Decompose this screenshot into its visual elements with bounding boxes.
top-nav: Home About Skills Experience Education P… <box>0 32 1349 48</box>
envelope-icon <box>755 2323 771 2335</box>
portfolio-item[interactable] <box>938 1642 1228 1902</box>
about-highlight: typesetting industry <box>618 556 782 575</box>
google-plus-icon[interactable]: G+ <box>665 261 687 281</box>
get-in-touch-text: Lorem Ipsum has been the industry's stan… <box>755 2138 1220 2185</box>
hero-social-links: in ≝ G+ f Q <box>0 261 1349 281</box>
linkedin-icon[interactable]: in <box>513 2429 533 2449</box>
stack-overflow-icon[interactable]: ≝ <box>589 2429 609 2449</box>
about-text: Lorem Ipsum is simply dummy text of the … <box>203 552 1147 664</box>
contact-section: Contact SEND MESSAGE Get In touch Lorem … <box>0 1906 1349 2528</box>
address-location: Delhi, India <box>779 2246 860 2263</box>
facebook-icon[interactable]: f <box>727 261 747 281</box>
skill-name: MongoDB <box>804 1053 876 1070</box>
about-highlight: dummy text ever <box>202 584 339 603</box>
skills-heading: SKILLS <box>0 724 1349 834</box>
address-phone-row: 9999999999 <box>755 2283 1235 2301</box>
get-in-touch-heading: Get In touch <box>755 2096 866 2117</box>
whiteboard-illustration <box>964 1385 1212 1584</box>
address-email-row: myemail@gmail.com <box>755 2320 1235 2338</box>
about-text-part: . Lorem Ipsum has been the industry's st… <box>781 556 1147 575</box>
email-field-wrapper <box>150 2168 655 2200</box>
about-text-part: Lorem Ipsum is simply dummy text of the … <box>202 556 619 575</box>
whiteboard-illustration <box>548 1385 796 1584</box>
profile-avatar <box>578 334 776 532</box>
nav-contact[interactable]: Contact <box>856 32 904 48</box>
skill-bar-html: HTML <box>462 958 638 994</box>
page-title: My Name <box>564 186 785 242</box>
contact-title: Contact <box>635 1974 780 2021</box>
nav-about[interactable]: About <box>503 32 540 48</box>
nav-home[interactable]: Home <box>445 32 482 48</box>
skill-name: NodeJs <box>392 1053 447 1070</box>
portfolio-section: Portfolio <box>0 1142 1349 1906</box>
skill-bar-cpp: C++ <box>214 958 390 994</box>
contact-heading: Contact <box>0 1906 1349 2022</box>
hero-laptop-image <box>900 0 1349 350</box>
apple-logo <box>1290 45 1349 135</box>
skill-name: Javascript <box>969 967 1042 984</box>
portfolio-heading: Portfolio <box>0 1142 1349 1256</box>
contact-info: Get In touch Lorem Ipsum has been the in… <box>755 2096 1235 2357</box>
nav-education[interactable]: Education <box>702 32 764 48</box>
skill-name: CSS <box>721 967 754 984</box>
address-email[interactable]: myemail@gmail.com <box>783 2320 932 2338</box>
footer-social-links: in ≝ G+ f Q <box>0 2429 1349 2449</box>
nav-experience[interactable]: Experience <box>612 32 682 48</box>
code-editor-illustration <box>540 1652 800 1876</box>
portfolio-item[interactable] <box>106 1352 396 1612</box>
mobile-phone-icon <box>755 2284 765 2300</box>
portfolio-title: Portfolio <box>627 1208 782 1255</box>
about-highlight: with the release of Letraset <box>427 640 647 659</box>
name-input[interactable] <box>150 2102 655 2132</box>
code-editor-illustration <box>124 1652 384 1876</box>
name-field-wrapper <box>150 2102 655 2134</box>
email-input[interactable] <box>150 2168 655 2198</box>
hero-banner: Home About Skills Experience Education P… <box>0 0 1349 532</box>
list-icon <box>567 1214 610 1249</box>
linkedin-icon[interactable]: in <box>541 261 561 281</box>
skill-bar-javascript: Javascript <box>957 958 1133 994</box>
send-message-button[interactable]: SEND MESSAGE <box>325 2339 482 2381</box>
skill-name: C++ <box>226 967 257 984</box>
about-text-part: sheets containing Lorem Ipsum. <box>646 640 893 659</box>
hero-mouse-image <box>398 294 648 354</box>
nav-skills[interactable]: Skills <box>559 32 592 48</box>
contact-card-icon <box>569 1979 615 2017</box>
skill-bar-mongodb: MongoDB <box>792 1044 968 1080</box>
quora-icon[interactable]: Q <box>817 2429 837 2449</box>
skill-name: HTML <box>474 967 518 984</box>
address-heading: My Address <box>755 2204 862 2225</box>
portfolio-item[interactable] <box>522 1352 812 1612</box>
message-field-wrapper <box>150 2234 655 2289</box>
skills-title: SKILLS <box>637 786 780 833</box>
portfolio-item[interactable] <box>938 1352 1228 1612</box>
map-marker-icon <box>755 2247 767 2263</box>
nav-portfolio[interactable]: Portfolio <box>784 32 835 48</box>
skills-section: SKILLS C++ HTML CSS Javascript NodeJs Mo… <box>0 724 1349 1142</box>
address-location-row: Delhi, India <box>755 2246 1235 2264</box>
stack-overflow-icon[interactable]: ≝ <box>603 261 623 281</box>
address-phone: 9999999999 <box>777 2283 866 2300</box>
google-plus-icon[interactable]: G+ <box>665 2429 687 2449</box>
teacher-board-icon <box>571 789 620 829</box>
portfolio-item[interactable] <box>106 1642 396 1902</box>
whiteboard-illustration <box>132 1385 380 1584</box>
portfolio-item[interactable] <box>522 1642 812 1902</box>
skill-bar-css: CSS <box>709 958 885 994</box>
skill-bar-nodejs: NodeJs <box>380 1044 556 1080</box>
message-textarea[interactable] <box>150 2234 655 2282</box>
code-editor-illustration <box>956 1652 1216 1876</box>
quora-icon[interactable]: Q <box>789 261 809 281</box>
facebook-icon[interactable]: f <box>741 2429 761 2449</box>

Brief: Please reproduce all of the data above word for word, from the first line to the last.

Task response:
Decompose this screenshot into its visual elements with bounding boxes.
top-nav: Home About Skills Experience Education P… <box>0 32 1349 48</box>
envelope-icon <box>755 2323 771 2335</box>
portfolio-item[interactable] <box>938 1642 1228 1902</box>
about-highlight: typesetting industry <box>618 556 782 575</box>
google-plus-icon[interactable]: G+ <box>665 261 687 281</box>
get-in-touch-text: Lorem Ipsum has been the industry's stan… <box>755 2138 1220 2185</box>
hero-social-links: in ≝ G+ f Q <box>0 261 1349 281</box>
linkedin-icon[interactable]: in <box>513 2429 533 2449</box>
stack-overflow-icon[interactable]: ≝ <box>589 2429 609 2449</box>
about-text: Lorem Ipsum is simply dummy text of the … <box>203 552 1147 664</box>
contact-section: Contact SEND MESSAGE Get In touch Lorem … <box>0 1906 1349 2528</box>
address-location: Delhi, India <box>779 2246 860 2263</box>
facebook-icon[interactable]: f <box>727 261 747 281</box>
skill-name: MongoDB <box>804 1053 876 1070</box>
about-highlight: dummy text ever <box>202 584 339 603</box>
skills-heading: SKILLS <box>0 724 1349 834</box>
address-phone-row: 9999999999 <box>755 2283 1235 2301</box>
get-in-touch-heading: Get In touch <box>755 2096 866 2117</box>
whiteboard-illustration <box>964 1385 1212 1584</box>
address-email-row: myemail@gmail.com <box>755 2320 1235 2338</box>
about-text-part: . Lorem Ipsum has been the industry's st… <box>781 556 1147 575</box>
email-field-wrapper <box>150 2168 655 2200</box>
about-text-part: Lorem Ipsum is simply dummy text of the … <box>202 556 619 575</box>
whiteboard-illustration <box>548 1385 796 1584</box>
profile-avatar <box>578 334 776 532</box>
nav-contact[interactable]: Contact <box>856 32 904 48</box>
skill-bar-html: HTML <box>462 958 638 994</box>
page-title: My Name <box>564 186 785 242</box>
contact-title: Contact <box>635 1974 780 2021</box>
nav-about[interactable]: About <box>503 32 540 48</box>
nav-home[interactable]: Home <box>445 32 482 48</box>
skill-name: NodeJs <box>392 1053 447 1070</box>
portfolio-section: Portfolio <box>0 1142 1349 1906</box>
skill-bar-cpp: C++ <box>214 958 390 994</box>
contact-heading: Contact <box>0 1906 1349 2022</box>
hero-laptop-image <box>900 0 1349 350</box>
apple-logo <box>1290 45 1349 135</box>
skill-name: Javascript <box>969 967 1042 984</box>
portfolio-heading: Portfolio <box>0 1142 1349 1256</box>
contact-info: Get In touch Lorem Ipsum has been the in… <box>755 2096 1235 2357</box>
nav-education[interactable]: Education <box>702 32 764 48</box>
skill-name: CSS <box>721 967 754 984</box>
address-email[interactable]: myemail@gmail.com <box>783 2320 932 2338</box>
footer-social-links: in ≝ G+ f Q <box>0 2429 1349 2449</box>
nav-experience[interactable]: Experience <box>612 32 682 48</box>
code-editor-illustration <box>540 1652 800 1876</box>
portfolio-item[interactable] <box>106 1352 396 1612</box>
mobile-phone-icon <box>755 2284 765 2300</box>
portfolio-title: Portfolio <box>627 1208 782 1255</box>
about-highlight: with the release of Letraset <box>427 640 647 659</box>
name-input[interactable] <box>150 2102 655 2132</box>
code-editor-illustration <box>124 1652 384 1876</box>
name-field-wrapper <box>150 2102 655 2134</box>
email-input[interactable] <box>150 2168 655 2198</box>
hero-banner: Home About Skills Experience Education P… <box>0 0 1349 532</box>
list-icon <box>567 1214 610 1249</box>
linkedin-icon[interactable]: in <box>541 261 561 281</box>
skill-bar-javascript: Javascript <box>957 958 1133 994</box>
send-message-button[interactable]: SEND MESSAGE <box>325 2339 482 2381</box>
skill-name: C++ <box>226 967 257 984</box>
about-text-part: sheets containing Lorem Ipsum. <box>646 640 893 659</box>
hero-mouse-image <box>398 294 648 354</box>
nav-skills[interactable]: Skills <box>559 32 592 48</box>
contact-card-icon <box>569 1979 615 2017</box>
skill-bar-mongodb: MongoDB <box>792 1044 968 1080</box>
quora-icon[interactable]: Q <box>817 2429 837 2449</box>
skill-name: HTML <box>474 967 518 984</box>
address-heading: My Address <box>755 2204 862 2225</box>
portfolio-item[interactable] <box>522 1352 812 1612</box>
message-field-wrapper <box>150 2234 655 2289</box>
skills-title: SKILLS <box>637 786 780 833</box>
portfolio-item[interactable] <box>938 1352 1228 1612</box>
map-marker-icon <box>755 2247 767 2263</box>
nav-portfolio[interactable]: Portfolio <box>784 32 835 48</box>
skills-section: SKILLS C++ HTML CSS Javascript NodeJs Mo… <box>0 724 1349 1142</box>
address-location-row: Delhi, India <box>755 2246 1235 2264</box>
stack-overflow-icon[interactable]: ≝ <box>603 261 623 281</box>
address-phone: 9999999999 <box>777 2283 866 2300</box>
google-plus-icon[interactable]: G+ <box>665 2429 687 2449</box>
teacher-board-icon <box>571 789 620 829</box>
portfolio-item[interactable] <box>106 1642 396 1902</box>
whiteboard-illustration <box>132 1385 380 1584</box>
portfolio-item[interactable] <box>522 1642 812 1902</box>
skill-bar-css: CSS <box>709 958 885 994</box>
skill-bar-nodejs: NodeJs <box>380 1044 556 1080</box>
message-textarea[interactable] <box>150 2234 655 2282</box>
code-editor-illustration <box>956 1652 1216 1876</box>
quora-icon[interactable]: Q <box>789 261 809 281</box>
facebook-icon[interactable]: f <box>741 2429 761 2449</box>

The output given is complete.